§ Questão breve 1
No texto sobre renda e homicídios no Nordeste, transforme em lista curta o parágrafo que começa com "A variável independente é o Índice de Gini", mantendo as informações principais.
§ Questão breve 2
Segundo o texto sobre renda e homicídios no Nordeste, de onde vieram os números absolutos das "mortes por agressão"?
§ Questão breve 3
Reproduza o trecho do texto sobre renda e homicídios no Nordeste entre "O coeficiente de" e "Gini no Nordeste.", incluindo as duas partes.

━━ Trecho do texto ━━

Distribuição de renda e sua relação com os homicídios no Nordeste

Por José Maria Nóbrega Jr. – Professor do CDSA/UFCG, Doutor em Ciência Política UFPE

INTRODUÇÃO

O Plano das Nações Unidas para a erradicação da pobreza tem na distribuição das riquezas um de seus focos principais. No Brasil, há preocupação dos governos nas três esferas da federação em implementar programas sociais e de estímulo ao trabalho que busquem diminuir as desigualdades sociais e de renda. O Programa Bolsa Família vem distribuindo renda nas mais diversas regiões do país com grande impacto na melhoria da vida das pessoas, principalmente daquelas que estão em situação crítica de pobreza (NÓBREGA JR e ZAVERUCHA, 2010). Neste espaço analiso qual a relação da melhoria da condição de vida das pessoas no Nordeste com o nível de violência na região. Para tal, utilizo variáveis socioeconômicas para mensurar esta relação.
Economicamente o indicador de coeficiente de Gini da população economicamente ativa é uma importante variável socioeconômica que mede tanto a dimensão da desigualdade como a expressão da pobreza de determinado grupo social. De outro lado, o principal indicador que mede violência, principalmente em grandes regiões, são os números de homicídios. Dessa forma, sem delongas teóricas, vou fazer um teste estatístico bivariado (que mede a correlação entre duas variáveis) para medir o real impacto da distribuição ou concentração de renda, com os homicídios no Nordeste no período de 2001 a 2008.

MODELO ESTATÍSTICO

O modelo estatístico a ser utilizado é uma Correlação de Pearson bivariada. Neste modelo a variável dependente é representada pelas taxas de homicídios entre os anos de 2001 e 2008. Os dados secundários (números absolutos de homicídios e população) foram resgatados do IBGE (2012), suas estimativas populacionais do período em questão (série histórica), e do SIM/DATASUS, números absolutos de todas as “mortes por agressão” (codificadas na CID 10 entre X85-Y09)[1].
A variável independente é o Índice de Gini das pessoas ocupadas com rendimento mensal de trabalho (IBGE) para o mesmo período (2001-2008). O indicador de Gini é uma medida entre 0 e 1. Quanto mais perto de 0 menor a desigualdade de renda, quanto mais perto de 1 maior a desigualdade.
O coeficiente de correlação de Pearson mede o grau de correlação e direção da correlação, se é positiva ou negativa, entre duas variáveis X e Y.
Sendo assim, X = Taxas de Homicídios no Nordeste e Y = Índice de Gini no Nordeste.

━━━
━━ Dados exibidos ━━

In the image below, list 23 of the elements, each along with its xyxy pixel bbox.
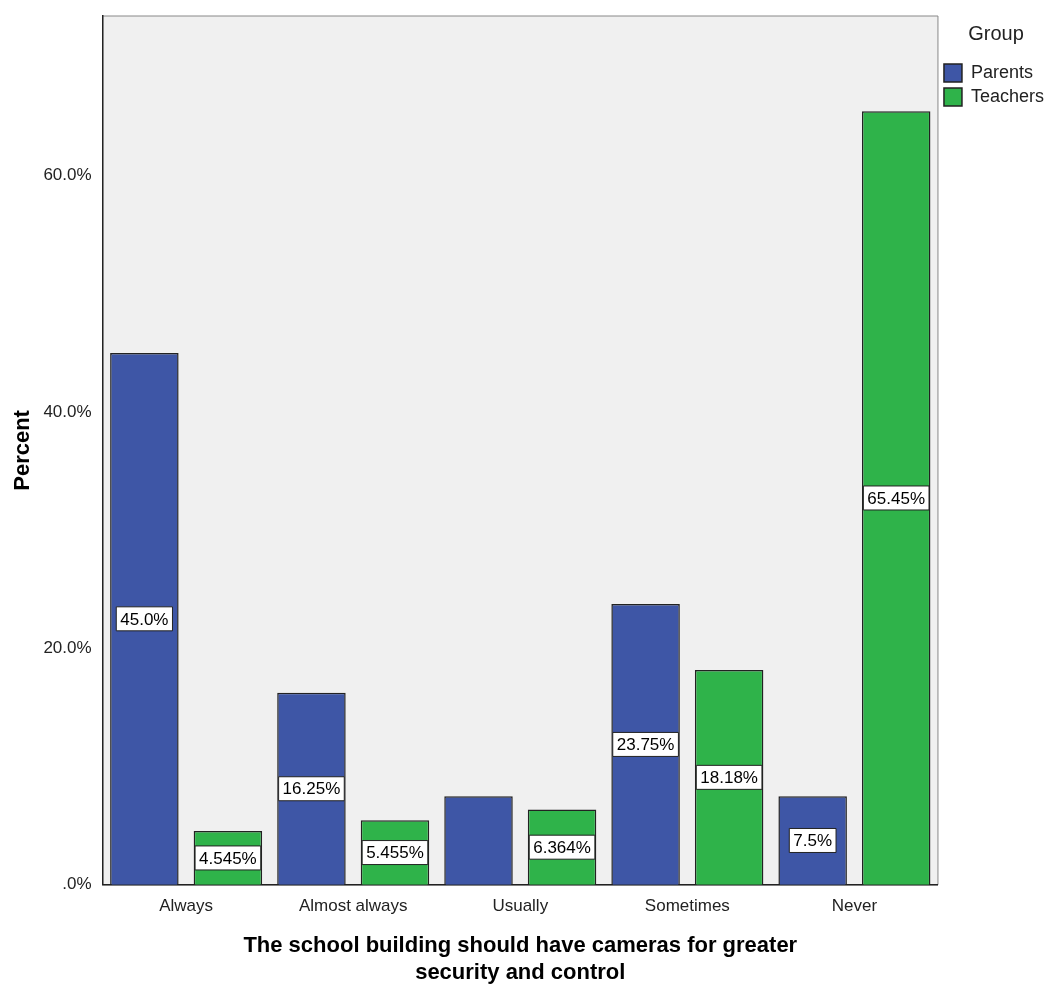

━━━

§ Resposta escrita 1
- Variável independente: Índice de Gini das pessoas ocupadas com rendimento mensal de trabalho (IBGE), de 2001 a 2008.
- O Gini vai de 0 a 1.
- Quanto mais perto de 0, menor a desigualdade de renda.
- Quanto mais perto de 1, maior a desigualdade.

§ Resposta escrita 2
Do SIM/DATASUS.

§ Resposta escrita 3
O coeficiente de correlação de Pearson mede o grau de correlação e direção da correlação, se é positiva ou negativa, entre duas variáveis X e Y.
Sendo assim, X = Taxas de Homicídios no Nordeste e Y = Índice de Gini no Nordeste.